__Written task__
Find all lines in the records that include the word "Parallel", and copy them out.
## Start
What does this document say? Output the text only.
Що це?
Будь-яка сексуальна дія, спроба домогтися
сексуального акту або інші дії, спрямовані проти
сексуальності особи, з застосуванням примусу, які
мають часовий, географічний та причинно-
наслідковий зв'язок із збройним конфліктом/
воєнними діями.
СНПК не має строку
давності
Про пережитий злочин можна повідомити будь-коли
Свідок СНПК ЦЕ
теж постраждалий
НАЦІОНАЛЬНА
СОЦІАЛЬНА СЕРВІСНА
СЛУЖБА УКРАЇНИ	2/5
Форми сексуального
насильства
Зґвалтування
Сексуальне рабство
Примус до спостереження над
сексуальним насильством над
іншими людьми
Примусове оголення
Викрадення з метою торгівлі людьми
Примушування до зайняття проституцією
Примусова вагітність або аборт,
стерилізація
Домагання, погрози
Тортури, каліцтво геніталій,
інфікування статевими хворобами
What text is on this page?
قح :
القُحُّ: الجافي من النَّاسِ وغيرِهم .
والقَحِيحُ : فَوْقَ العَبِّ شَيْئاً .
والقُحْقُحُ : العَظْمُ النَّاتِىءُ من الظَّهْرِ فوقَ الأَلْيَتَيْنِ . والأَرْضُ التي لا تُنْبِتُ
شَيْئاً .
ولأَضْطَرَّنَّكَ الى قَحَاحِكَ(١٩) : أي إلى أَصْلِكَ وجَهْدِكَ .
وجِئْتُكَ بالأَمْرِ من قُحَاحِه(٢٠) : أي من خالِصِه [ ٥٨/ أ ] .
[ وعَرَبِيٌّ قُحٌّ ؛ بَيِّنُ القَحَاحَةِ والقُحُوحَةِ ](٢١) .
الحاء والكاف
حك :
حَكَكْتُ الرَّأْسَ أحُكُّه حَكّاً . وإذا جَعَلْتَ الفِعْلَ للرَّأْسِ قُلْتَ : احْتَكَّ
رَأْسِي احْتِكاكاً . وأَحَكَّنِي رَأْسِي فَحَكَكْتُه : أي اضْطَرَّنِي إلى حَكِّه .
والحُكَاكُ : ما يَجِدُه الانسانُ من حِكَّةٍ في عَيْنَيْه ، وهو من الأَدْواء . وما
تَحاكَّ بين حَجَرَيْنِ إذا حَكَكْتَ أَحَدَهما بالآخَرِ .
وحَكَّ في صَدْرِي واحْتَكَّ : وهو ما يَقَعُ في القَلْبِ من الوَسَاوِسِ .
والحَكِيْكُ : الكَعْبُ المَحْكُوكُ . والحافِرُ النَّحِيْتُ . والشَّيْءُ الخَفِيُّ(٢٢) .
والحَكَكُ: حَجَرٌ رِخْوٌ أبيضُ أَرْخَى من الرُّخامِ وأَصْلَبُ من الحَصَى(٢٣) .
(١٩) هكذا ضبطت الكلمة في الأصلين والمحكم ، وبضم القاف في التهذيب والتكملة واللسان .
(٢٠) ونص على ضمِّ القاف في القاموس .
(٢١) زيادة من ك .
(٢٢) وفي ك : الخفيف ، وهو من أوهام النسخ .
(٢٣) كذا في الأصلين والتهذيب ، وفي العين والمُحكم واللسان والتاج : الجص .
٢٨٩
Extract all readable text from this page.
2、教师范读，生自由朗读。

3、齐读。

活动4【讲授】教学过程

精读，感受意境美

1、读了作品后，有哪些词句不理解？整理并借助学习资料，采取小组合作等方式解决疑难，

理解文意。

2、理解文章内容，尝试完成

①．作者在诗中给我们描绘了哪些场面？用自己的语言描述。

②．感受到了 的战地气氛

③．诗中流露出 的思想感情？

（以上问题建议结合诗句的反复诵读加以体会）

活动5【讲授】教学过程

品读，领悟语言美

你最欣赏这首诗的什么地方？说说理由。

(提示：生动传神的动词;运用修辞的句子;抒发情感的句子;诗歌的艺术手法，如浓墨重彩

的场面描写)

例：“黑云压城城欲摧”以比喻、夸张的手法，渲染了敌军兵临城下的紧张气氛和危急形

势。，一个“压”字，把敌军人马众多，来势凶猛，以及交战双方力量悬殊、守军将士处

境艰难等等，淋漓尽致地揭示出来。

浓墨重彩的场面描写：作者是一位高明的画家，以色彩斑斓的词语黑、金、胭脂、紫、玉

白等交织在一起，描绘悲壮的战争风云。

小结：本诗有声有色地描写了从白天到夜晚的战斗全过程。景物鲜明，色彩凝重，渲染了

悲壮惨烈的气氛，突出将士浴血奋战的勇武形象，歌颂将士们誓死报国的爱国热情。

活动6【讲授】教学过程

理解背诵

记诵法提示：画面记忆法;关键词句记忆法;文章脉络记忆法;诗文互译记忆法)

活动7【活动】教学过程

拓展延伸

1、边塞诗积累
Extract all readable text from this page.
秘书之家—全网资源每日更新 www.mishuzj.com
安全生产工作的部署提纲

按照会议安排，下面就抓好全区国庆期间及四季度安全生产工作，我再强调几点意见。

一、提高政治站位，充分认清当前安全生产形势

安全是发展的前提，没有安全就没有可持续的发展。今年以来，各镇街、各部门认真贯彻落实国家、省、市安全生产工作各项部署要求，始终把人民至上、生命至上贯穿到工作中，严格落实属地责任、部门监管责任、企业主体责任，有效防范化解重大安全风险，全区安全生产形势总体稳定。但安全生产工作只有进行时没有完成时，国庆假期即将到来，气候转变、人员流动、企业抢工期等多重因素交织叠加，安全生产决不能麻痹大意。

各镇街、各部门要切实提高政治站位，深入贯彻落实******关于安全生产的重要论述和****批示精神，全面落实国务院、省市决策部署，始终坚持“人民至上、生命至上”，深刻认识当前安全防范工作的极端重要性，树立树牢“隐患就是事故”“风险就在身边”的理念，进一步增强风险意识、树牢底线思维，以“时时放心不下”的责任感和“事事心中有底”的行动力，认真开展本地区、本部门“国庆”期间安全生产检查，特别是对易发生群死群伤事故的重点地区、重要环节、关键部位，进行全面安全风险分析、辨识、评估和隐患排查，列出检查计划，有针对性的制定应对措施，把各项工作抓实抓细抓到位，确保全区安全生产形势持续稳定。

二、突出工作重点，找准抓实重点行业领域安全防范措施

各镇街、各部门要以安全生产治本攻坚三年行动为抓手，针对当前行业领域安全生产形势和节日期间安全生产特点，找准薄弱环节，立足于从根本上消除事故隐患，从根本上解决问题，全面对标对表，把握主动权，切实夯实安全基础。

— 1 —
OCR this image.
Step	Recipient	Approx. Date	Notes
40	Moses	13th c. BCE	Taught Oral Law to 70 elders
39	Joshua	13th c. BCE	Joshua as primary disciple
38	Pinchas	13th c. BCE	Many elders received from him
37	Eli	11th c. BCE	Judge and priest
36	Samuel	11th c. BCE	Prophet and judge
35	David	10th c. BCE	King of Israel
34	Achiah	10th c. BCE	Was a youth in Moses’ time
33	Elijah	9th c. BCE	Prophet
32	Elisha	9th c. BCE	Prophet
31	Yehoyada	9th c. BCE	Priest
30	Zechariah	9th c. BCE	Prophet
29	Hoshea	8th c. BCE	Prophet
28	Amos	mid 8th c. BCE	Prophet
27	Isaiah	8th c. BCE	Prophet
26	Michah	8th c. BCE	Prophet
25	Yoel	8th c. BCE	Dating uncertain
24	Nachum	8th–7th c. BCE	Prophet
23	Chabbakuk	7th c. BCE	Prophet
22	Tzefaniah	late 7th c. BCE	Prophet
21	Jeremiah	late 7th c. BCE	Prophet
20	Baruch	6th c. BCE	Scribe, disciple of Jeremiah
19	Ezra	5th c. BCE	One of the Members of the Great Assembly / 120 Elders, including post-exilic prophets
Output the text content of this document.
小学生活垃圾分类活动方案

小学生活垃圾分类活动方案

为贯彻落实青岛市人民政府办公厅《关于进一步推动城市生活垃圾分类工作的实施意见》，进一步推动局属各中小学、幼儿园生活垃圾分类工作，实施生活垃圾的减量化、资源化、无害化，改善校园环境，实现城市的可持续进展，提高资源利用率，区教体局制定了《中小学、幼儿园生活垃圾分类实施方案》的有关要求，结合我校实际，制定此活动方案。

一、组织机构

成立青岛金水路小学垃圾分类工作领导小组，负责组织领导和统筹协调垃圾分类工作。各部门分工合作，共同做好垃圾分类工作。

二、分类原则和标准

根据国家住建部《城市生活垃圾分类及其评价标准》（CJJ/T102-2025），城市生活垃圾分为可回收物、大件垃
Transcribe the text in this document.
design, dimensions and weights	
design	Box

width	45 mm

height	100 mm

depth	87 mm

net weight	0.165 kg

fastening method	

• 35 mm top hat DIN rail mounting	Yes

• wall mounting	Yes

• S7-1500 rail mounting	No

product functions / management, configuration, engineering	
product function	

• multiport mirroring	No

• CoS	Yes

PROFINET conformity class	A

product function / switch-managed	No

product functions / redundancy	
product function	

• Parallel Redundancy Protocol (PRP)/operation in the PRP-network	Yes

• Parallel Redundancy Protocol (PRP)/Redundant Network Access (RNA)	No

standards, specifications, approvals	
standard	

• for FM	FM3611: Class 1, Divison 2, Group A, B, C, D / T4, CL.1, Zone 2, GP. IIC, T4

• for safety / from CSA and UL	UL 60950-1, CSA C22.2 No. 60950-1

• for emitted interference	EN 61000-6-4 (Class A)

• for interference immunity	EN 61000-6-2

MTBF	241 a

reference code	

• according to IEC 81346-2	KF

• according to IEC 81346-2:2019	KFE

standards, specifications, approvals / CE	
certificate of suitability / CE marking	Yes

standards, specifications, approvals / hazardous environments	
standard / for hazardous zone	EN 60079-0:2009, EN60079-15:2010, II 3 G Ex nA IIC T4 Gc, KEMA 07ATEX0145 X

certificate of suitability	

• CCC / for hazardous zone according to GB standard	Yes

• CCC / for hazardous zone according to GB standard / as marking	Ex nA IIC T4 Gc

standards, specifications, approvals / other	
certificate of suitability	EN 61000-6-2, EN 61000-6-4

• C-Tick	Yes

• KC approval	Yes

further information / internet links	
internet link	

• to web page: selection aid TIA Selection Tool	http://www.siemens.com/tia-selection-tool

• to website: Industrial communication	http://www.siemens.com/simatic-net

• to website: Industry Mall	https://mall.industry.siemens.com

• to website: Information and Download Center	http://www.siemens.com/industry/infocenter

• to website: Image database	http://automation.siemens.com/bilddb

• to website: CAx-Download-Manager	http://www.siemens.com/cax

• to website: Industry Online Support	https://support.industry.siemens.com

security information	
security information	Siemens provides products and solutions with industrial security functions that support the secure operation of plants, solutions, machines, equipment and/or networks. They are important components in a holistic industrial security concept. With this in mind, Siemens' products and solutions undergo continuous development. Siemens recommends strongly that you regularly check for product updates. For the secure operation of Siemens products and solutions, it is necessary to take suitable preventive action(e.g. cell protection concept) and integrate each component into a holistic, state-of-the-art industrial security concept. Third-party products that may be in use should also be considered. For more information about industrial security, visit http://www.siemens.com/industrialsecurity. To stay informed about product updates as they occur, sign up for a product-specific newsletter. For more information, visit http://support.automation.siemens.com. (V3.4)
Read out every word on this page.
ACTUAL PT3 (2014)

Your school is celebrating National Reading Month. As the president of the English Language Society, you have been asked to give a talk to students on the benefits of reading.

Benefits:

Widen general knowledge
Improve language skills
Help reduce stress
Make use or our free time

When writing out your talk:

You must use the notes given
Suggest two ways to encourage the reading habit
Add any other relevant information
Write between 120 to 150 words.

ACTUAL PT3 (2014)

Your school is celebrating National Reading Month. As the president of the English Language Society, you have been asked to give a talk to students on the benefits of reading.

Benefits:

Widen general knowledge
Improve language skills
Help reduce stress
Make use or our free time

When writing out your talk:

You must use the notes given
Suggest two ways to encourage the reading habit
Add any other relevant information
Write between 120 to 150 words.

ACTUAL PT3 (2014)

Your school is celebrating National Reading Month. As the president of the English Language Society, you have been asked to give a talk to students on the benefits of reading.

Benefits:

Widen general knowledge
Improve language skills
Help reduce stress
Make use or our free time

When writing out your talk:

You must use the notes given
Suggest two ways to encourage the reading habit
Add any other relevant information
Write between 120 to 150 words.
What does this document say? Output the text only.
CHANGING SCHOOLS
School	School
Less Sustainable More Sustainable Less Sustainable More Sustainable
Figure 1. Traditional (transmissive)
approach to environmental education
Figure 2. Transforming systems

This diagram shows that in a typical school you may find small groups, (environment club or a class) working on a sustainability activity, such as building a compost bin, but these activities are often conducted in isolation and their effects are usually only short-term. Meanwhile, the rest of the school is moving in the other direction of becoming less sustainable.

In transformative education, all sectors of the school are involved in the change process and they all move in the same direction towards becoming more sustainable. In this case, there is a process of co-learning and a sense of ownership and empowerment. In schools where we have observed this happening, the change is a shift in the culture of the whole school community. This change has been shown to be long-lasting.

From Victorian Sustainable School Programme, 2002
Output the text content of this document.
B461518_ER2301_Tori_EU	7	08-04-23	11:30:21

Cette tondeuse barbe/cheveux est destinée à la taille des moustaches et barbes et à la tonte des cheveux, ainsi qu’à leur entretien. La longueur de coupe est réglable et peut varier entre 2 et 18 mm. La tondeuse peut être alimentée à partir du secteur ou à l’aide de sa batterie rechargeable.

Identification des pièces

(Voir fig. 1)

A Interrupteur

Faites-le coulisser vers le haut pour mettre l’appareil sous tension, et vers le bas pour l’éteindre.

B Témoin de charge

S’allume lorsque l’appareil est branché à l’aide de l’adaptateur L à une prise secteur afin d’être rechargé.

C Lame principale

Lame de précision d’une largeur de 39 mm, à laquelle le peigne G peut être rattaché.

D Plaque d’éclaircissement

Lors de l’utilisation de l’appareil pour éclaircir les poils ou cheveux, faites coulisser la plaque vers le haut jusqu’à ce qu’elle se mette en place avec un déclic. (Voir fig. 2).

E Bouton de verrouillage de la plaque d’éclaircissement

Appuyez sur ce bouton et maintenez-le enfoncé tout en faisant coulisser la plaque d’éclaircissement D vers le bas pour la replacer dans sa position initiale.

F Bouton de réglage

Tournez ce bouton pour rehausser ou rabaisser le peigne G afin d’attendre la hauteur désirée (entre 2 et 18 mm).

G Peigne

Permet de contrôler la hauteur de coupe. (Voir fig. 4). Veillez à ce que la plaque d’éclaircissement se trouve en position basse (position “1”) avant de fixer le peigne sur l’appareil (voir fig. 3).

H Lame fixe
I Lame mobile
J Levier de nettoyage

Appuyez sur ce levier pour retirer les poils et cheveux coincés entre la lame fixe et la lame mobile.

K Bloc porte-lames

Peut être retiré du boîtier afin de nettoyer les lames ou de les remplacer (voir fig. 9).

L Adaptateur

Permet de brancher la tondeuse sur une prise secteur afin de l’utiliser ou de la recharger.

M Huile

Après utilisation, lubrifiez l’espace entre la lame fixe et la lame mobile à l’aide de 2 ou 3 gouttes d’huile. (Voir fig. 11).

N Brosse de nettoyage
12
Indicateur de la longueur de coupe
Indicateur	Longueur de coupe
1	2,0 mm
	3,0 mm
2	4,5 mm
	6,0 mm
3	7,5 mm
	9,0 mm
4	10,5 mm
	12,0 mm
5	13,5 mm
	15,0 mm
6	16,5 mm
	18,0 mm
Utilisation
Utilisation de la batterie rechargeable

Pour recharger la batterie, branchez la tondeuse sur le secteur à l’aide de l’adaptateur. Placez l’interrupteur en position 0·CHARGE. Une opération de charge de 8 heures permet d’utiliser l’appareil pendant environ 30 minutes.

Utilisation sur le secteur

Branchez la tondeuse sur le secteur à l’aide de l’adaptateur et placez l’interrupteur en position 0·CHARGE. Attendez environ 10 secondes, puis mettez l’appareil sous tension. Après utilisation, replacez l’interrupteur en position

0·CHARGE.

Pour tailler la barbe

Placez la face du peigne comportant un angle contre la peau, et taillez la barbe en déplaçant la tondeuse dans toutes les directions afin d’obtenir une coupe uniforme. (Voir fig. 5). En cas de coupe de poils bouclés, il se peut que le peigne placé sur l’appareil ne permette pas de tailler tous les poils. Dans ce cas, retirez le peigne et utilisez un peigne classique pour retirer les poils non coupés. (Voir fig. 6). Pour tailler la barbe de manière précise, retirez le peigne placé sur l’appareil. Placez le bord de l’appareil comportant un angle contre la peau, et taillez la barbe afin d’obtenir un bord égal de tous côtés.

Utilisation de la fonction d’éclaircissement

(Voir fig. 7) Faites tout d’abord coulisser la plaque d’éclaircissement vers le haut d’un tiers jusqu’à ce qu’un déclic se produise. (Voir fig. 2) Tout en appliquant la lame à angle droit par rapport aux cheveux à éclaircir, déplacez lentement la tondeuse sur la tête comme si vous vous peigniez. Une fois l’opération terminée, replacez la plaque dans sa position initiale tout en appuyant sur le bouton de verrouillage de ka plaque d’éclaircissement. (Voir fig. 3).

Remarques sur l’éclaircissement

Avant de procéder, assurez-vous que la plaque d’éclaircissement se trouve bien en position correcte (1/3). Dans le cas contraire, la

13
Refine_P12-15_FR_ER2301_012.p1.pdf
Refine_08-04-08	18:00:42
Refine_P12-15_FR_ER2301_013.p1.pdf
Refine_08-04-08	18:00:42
## End
__Solution for this task__
• Parallel Redundancy Protocol (PRP)/operation in the PRP-network	Yes
• Parallel Redundancy Protocol (PRP)/Redundant Network Access (RNA)	No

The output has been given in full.